• **Instructions to follow**
In your copy, repeat the records exactly and leave out the pictures.

*** Listing

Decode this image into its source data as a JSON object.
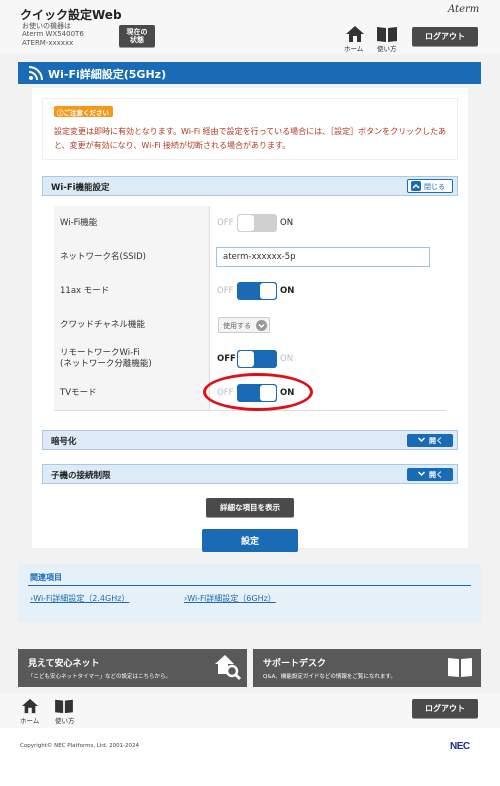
{
  "header": {
    "app_title": "クイック設定Web",
    "device_label": "お使いの機器は",
    "device_model": "Aterm WX5400T6",
    "device_id": "ATERM-xxxxxx",
    "status_button": "現在の\n状態",
    "brand": "Aterm",
    "home_label": "ホーム",
    "help_label": "使い方",
    "logout": "ログアウト"
  },
  "page": {
    "title": "Wi-Fi詳細設定(5GHz)"
  },
  "notice": {
    "badge": "ご注意ください",
    "text": "設定変更は即時に有効となります。Wi-Fi 経由で設定を行っている場合には、［設定］ボタンをクリックしたあと、変更が有効になり、Wi-Fi 接続が切断される場合があります。"
  },
  "wifi_section": {
    "title": "Wi-Fi機能設定",
    "collapse": "閉じる",
    "rows": [
      {
        "label": "Wi-Fi機能",
        "off": "OFF",
        "on": "ON",
        "state": "off"
      },
      {
        "label": "ネットワーク名(SSID)",
        "value": "aterm-xxxxxx-5p"
      },
      {
        "label": "11ax モード",
        "off": "OFF",
        "on": "ON",
        "state": "on"
      },
      {
        "label": "クワッドチャネル機能",
        "select": "使用する"
      },
      {
        "label": "リモートワークWi-Fi\n(ネットワーク分離機能)",
        "off": "OFF",
        "on": "ON",
        "state": "off"
      },
      {
        "label": "TVモード",
        "off": "OFF",
        "on": "ON",
        "state": "on"
      }
    ]
  },
  "encryption": {
    "title": "暗号化",
    "expand": "開く"
  },
  "child_limit": {
    "title": "子機の接続制限",
    "expand": "開く"
  },
  "show_details": "詳細な項目を表示",
  "submit": "設定",
  "related": {
    "title": "関連項目",
    "links": [
      "Wi-Fi詳細設定（2.4GHz）",
      "Wi-Fi詳細設定（6GHz）"
    ]
  },
  "banners": {
    "left_title": "見えて安心ネット",
    "left_sub": "「こども安心ネットタイマー」などの設定はこちらから。",
    "right_title": "サポートデスク",
    "right_sub": "Q&A、機能設定ガイドなどの情報をご覧になれます。"
  },
  "footer": {
    "home_label": "ホーム",
    "help_label": "使い方",
    "logout": "ログアウト",
    "copyright": "Copyright© NEC Platforms, Ltd. 2001-2024",
    "brand": "NEC"
  },
  "colors": {
    "accent": "#1a6bb5",
    "annotation": "#e0101a",
    "notice": "#b03a1e"
  }
}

******

• **Task response**
Decode this image into its source data as a JSON object.
{
  "header": {
    "app_title": "クイック設定Web",
    "device_label": "お使いの機器は",
    "device_model": "Aterm WX5400T6",
    "device_id": "ATERM-xxxxxx",
    "status_button": "現在の\n状態",
    "brand": "Aterm",
    "home_label": "ホーム",
    "help_label": "使い方",
    "logout": "ログアウト"
  },
  "page": {
    "title": "Wi-Fi詳細設定(5GHz)"
  },
  "notice": {
    "badge": "ご注意ください",
    "text": "設定変更は即時に有効となります。Wi-Fi 経由で設定を行っている場合には、［設定］ボタンをクリックしたあと、変更が有効になり、Wi-Fi 接続が切断される場合があります。"
  },
  "wifi_section": {
    "title": "Wi-Fi機能設定",
    "collapse": "閉じる",
    "rows": [
      {
        "label": "Wi-Fi機能",
        "off": "OFF",
        "on": "ON",
        "state": "off"
      },
      {
        "label": "ネットワーク名(SSID)",
        "value": "aterm-xxxxxx-5p"
      },
      {
        "label": "11ax モード",
        "off": "OFF",
        "on": "ON",
        "state": "on"
      },
      {
        "label": "クワッドチャネル機能",
        "select": "使用する"
      },
      {
        "label": "リモートワークWi-Fi\n(ネットワーク分離機能)",
        "off": "OFF",
        "on": "ON",
        "state": "off"
      },
      {
        "label": "TVモード",
        "off": "OFF",
        "on": "ON",
        "state": "on"
      }
    ]
  },
  "encryption": {
    "title": "暗号化",
    "expand": "開く"
  },
  "child_limit": {
    "title": "子機の接続制限",
    "expand": "開く"
  },
  "show_details": "詳細な項目を表示",
  "submit": "設定",
  "related": {
    "title": "関連項目",
    "links": [
      "Wi-Fi詳細設定（2.4GHz）",
      "Wi-Fi詳細設定（6GHz）"
    ]
  },
  "banners": {
    "left_title": "見えて安心ネット",
    "left_sub": "「こども安心ネットタイマー」などの設定はこちらから。",
    "right_title": "サポートデスク",
    "right_sub": "Q&A、機能設定ガイドなどの情報をご覧になれます。"
  },
  "footer": {
    "home_label": "ホーム",
    "help_label": "使い方",
    "logout": "ログアウト",
    "copyright": "Copyright© NEC Platforms, Ltd. 2001-2024",
    "brand": "NEC"
  },
  "colors": {
    "accent": "#1a6bb5",
    "annotation": "#e0101a",
    "notice": "#b03a1e"
  }
}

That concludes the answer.